§ **Reading text**
Arctic Autumn: A Journey To Season’s Edge Pete Dunne (Houghton Mifflin Harcourt) $24.00 cover design by Martha Kennedy I know it is sort of cheating to choose books with close up nature photos, but this design–a broad horizon scene and a close up of the polar bear is such a nice combo, I wanted to show it. The book is a travelogue, so it has to make you want to go there, or at least read about going there, right? Further, it is the third in a series, each with uniform covers, and I like those sorts of projects. The others aren’t exactly the same, either, but do stand together, quite nicely. See his Prairie Spring and Bayshore Summer. Wonder what the fourth will be? I’m sure it will have a great cover.
Praying for Strangers: An Adventure in the Human Spirit River Jordan (Berkley) $24.95 Okay, maybe it is just me, but I love the earth tones, the lower case letters in the title, (and the way the words are arranged.) I guess these dots are blurred headlights, but I’m not quite sure. There is color, but it is muted, evoking the mystery that is at the heart of this lovely memoir. It is a slightly smaller sized shaped, too, making it perfect to hold. Kudos.

§ **Material provided**
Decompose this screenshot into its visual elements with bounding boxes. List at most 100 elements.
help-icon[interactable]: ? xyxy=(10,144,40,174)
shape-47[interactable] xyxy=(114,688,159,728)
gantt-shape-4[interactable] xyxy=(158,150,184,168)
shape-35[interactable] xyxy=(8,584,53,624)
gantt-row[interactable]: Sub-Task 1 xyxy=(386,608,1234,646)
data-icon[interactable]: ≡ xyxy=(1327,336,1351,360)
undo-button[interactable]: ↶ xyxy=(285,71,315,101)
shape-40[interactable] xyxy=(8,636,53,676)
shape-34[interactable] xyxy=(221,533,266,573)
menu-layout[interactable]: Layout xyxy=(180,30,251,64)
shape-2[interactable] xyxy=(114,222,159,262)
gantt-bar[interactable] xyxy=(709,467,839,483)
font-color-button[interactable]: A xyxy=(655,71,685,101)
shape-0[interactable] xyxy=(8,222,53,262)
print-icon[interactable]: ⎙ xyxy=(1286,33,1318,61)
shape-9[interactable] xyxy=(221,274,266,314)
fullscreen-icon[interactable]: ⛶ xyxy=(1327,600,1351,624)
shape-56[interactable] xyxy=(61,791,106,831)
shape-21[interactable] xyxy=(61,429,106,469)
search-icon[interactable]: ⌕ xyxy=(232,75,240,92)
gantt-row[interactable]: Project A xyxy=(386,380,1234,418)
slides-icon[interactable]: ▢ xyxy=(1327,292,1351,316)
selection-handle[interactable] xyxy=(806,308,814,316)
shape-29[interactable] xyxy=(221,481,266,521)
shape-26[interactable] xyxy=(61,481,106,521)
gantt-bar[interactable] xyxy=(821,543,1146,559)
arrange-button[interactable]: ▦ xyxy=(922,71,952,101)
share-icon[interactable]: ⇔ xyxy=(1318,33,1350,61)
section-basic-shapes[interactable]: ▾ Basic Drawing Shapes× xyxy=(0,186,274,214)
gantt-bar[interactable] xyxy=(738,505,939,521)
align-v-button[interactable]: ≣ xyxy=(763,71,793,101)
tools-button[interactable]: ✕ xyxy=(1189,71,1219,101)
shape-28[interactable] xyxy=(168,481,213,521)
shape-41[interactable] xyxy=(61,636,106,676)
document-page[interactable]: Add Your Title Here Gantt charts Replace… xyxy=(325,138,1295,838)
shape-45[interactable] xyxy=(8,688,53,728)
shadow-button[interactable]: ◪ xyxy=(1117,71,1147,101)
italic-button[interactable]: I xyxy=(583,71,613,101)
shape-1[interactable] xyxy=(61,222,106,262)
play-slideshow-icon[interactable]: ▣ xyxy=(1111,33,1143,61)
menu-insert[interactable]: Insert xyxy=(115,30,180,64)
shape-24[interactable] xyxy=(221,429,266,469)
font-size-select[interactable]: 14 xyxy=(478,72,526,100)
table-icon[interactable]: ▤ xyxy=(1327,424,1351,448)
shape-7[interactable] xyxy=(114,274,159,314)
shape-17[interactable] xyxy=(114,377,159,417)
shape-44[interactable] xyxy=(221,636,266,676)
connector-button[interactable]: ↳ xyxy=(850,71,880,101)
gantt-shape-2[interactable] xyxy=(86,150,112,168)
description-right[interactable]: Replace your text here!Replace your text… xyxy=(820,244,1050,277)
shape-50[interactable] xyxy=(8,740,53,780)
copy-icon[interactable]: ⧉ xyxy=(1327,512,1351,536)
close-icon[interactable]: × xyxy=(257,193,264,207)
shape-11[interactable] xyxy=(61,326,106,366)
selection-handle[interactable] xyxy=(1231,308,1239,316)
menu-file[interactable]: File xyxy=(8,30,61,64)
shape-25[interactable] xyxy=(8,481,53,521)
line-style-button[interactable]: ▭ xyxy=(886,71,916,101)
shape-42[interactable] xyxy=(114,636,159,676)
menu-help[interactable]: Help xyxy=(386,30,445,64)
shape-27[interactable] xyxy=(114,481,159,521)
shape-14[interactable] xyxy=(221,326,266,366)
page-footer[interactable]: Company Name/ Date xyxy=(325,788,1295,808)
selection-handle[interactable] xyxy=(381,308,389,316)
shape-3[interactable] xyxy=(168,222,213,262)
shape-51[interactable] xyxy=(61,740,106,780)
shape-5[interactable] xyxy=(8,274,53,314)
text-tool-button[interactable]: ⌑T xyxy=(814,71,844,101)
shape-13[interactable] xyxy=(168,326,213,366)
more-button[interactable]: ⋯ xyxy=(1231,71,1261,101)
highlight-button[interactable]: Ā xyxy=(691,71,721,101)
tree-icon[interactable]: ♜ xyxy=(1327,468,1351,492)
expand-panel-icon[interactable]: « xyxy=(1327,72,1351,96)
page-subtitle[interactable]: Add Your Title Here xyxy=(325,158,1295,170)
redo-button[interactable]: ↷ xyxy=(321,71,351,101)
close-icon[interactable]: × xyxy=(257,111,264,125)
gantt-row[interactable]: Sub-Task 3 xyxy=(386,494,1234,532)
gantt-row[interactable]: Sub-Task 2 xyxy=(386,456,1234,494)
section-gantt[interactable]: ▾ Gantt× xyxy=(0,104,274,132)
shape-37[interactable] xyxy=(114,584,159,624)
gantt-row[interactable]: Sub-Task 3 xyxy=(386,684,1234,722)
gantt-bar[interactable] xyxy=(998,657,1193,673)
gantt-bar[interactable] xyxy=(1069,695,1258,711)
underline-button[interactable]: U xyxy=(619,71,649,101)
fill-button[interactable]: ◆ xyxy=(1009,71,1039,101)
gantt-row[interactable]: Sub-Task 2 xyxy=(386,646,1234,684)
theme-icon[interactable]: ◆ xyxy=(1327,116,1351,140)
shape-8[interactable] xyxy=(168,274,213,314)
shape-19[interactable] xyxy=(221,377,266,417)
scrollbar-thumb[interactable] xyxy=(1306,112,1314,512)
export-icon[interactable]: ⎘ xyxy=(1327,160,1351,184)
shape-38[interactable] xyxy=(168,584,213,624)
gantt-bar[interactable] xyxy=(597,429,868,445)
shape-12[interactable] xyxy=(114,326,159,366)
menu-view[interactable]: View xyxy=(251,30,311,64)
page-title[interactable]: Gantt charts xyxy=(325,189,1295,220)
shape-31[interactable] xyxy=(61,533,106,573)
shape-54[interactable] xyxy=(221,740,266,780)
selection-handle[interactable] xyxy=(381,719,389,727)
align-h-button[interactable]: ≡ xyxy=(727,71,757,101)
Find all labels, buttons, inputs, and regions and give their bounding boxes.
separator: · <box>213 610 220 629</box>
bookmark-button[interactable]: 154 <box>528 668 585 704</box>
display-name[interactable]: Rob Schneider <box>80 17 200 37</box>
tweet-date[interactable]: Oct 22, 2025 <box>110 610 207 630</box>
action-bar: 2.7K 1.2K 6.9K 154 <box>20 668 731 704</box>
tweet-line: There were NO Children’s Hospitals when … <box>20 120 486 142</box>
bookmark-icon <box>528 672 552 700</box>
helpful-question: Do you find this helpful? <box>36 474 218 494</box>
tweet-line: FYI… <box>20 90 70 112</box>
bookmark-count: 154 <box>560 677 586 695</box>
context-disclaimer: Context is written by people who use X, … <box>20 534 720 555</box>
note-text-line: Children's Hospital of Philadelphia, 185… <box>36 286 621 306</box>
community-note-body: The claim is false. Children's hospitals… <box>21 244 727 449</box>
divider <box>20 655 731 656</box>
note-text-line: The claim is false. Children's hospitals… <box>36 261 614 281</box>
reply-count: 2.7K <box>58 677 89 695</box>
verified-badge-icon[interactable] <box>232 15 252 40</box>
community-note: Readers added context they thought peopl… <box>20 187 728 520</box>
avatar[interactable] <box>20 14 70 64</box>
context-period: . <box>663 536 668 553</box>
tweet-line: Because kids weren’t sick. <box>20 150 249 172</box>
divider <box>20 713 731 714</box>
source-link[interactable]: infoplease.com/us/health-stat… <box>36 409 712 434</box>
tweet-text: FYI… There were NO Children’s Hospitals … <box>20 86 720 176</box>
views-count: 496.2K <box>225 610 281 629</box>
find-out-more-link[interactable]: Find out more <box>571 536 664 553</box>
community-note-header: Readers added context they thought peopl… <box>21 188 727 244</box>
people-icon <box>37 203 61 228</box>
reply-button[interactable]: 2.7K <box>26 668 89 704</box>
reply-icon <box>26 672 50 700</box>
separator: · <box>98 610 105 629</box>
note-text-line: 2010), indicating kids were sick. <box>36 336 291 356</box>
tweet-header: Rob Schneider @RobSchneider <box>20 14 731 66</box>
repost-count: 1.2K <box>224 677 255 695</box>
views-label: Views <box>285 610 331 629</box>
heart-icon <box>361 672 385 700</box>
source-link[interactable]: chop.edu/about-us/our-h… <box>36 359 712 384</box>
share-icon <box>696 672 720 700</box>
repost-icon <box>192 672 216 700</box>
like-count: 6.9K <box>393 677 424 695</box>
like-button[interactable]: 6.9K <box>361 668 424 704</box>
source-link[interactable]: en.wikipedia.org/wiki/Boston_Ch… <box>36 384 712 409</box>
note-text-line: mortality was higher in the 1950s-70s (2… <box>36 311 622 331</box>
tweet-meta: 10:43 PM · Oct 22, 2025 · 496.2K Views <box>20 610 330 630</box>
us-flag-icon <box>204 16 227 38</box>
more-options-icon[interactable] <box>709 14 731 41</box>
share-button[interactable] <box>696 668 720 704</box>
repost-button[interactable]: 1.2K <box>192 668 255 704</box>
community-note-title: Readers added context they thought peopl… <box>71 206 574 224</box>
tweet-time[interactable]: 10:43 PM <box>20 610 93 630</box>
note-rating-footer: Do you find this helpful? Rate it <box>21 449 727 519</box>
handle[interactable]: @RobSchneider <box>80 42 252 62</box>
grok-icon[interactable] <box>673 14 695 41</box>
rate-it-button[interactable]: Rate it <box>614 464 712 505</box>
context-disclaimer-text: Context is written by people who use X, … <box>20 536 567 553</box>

§ **Task instructions**
Write the next part of the commentary on book covers, starting after its last sentence. The rows have nothing to do with this.

§ **Answer space**
Joining the Resistance Carol Gilligan (Polity Press) $19.95 cover design by Office of Paul Sahre This is a good example of a minimalist approach; no subtitle, the sans serif font, the singular raised hand. Notice that it is not in an obvious “speak to the hand” sort of nay-saying gesture, as you might expect, but just raised—making it what Cal Seerveld would call “suggestion-rich.” The designers left most of the back and the back inside flap nearly blank, which I guess was intentional, but seems overly sparse with being striking. Maybe they should have gone the whole way, like the first hardcover all-white edition of Rob Bell’s Velvet Elvis. Anyway, it is good to see scholarly presses doing creative design along with the heavy prose.
The Blind Contessa’s New Machine Carey Wallace (Pamela Dorman Books/Viking) $23.95 cover design by Kelly Blair I noted in a previous BookNotes column just how lovely to behold this small hardback is. The paperback is just now out with a great, new look, but the hardcover deserves to be seen again. The story is about an 18th century Italian woman going blind, whose assistant invents a typewriter. Ahh, but this allusive, inviting cover says nothing of that. It still is a grand, artful cover, for a very beautiful novel.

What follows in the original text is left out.